> _REQUIRED TASK_: Which lines hold the word "денежной"? Copy each of them from the material.

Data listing
★ ★ ★ ★ ★
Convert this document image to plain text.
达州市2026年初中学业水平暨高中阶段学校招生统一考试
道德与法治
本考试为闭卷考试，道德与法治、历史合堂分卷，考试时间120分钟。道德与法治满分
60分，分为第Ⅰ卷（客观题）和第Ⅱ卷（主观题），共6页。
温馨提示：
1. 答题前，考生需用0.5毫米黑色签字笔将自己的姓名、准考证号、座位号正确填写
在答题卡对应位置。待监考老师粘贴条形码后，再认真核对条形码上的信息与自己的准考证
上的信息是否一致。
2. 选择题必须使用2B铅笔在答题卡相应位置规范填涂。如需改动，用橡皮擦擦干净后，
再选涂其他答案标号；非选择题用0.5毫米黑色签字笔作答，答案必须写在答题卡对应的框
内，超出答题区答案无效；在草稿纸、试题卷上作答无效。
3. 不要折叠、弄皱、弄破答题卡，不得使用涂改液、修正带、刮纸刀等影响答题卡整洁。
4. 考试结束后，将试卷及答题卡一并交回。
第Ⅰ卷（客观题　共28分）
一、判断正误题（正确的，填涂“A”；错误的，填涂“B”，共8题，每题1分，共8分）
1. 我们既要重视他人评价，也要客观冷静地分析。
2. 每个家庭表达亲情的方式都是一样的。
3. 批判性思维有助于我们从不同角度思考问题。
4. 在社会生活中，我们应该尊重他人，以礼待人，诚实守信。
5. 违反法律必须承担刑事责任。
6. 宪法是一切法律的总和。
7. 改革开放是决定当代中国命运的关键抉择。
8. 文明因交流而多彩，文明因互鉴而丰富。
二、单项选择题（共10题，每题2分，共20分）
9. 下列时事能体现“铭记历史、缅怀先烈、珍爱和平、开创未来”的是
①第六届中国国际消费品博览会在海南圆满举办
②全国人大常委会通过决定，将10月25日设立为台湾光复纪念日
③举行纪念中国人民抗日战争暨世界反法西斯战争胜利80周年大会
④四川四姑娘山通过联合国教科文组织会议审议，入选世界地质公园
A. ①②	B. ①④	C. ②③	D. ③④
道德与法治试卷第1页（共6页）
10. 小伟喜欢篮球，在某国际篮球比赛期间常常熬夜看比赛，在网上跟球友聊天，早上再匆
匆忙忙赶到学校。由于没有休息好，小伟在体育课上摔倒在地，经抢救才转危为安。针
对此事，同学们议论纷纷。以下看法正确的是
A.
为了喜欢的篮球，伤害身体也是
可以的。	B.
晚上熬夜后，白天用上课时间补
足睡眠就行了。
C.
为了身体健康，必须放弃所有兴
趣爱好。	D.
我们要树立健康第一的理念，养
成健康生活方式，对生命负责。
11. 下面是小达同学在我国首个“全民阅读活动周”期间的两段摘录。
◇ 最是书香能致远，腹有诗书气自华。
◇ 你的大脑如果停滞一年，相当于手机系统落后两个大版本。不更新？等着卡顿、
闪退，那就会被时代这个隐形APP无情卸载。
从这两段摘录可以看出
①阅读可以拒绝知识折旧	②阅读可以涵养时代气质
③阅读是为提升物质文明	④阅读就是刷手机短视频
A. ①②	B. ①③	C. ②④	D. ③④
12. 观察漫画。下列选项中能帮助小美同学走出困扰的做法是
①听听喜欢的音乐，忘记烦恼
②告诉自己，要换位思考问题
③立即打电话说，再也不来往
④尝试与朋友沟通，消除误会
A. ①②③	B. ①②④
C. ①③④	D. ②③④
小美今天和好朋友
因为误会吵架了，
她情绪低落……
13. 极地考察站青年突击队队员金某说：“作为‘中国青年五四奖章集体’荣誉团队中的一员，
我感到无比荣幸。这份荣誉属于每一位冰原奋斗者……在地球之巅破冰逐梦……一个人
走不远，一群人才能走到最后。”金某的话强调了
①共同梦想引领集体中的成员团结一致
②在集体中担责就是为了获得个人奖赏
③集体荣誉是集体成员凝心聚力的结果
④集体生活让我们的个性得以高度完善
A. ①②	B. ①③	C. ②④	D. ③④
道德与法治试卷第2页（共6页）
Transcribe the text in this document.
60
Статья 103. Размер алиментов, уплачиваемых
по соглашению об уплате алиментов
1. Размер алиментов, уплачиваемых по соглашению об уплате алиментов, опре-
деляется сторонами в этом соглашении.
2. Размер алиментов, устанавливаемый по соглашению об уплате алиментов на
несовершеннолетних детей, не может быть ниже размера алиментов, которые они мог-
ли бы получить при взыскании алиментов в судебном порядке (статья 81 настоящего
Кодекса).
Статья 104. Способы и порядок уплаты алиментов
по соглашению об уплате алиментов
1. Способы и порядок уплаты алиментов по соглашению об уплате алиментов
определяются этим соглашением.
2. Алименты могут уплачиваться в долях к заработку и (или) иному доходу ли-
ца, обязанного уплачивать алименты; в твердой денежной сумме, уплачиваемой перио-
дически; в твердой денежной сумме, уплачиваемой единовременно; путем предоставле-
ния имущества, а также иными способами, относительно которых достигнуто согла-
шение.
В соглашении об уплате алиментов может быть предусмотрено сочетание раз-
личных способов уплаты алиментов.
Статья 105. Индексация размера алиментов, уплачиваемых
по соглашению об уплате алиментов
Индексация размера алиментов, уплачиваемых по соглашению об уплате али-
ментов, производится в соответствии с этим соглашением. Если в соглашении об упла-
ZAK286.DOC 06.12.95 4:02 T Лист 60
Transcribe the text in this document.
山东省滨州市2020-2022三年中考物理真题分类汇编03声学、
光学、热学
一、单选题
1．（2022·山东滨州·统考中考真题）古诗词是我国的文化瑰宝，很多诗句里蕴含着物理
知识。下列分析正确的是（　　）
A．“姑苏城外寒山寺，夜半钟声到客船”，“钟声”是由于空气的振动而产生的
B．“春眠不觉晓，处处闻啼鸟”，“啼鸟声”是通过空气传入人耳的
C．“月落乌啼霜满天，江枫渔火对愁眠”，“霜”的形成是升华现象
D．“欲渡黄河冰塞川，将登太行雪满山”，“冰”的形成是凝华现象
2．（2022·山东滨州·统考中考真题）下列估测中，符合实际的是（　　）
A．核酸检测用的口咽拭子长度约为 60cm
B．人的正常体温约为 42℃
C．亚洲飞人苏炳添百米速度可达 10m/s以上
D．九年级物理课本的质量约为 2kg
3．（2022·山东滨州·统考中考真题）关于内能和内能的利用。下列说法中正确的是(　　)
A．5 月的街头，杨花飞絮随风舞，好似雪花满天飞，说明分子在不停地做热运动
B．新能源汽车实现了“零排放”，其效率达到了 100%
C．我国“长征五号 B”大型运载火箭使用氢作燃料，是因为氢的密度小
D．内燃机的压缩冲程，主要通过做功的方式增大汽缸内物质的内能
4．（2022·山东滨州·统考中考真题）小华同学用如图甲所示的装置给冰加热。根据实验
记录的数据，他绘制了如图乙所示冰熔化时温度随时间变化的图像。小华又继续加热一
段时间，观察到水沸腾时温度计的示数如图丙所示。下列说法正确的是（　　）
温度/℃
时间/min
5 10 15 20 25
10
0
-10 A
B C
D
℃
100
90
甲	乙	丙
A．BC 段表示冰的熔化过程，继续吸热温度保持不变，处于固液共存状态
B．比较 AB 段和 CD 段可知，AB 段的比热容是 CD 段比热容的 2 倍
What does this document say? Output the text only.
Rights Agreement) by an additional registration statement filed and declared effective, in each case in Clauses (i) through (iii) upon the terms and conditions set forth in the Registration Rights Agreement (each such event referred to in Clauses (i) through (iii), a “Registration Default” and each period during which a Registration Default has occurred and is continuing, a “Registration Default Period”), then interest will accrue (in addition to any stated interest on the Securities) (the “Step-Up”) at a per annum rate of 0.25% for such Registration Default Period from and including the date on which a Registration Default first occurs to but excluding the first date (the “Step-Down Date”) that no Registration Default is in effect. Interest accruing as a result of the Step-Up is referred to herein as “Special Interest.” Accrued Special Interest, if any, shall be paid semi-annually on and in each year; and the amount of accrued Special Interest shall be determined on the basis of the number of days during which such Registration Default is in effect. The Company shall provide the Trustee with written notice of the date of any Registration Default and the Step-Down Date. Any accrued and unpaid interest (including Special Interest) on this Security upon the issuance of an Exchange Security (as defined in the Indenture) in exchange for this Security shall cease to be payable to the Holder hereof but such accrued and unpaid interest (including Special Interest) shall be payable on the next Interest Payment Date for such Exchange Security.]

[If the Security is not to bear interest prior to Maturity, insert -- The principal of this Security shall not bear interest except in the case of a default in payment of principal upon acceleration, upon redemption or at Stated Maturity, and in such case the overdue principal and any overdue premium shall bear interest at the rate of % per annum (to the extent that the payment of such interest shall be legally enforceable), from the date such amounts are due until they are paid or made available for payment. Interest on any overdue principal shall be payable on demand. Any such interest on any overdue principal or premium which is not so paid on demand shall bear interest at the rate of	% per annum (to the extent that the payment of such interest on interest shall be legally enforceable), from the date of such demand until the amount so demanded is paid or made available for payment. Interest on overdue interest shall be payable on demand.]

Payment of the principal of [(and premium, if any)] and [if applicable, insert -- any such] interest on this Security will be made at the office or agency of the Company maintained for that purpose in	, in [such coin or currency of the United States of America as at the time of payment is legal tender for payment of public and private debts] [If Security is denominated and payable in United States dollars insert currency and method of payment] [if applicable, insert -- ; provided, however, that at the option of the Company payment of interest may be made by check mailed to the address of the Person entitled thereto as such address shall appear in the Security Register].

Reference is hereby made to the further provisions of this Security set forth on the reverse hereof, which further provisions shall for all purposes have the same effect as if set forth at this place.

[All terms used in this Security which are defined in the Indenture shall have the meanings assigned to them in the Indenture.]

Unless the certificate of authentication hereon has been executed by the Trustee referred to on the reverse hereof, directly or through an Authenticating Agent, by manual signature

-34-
★ ★ ★ ★ ★
> _PROBLEM SOLUTION_:
ца, обязанного уплачивать алименты; в твердой денежной сумме, уплачиваемой перио-
дически; в твердой денежной сумме, уплачиваемой единовременно; путем предоставле-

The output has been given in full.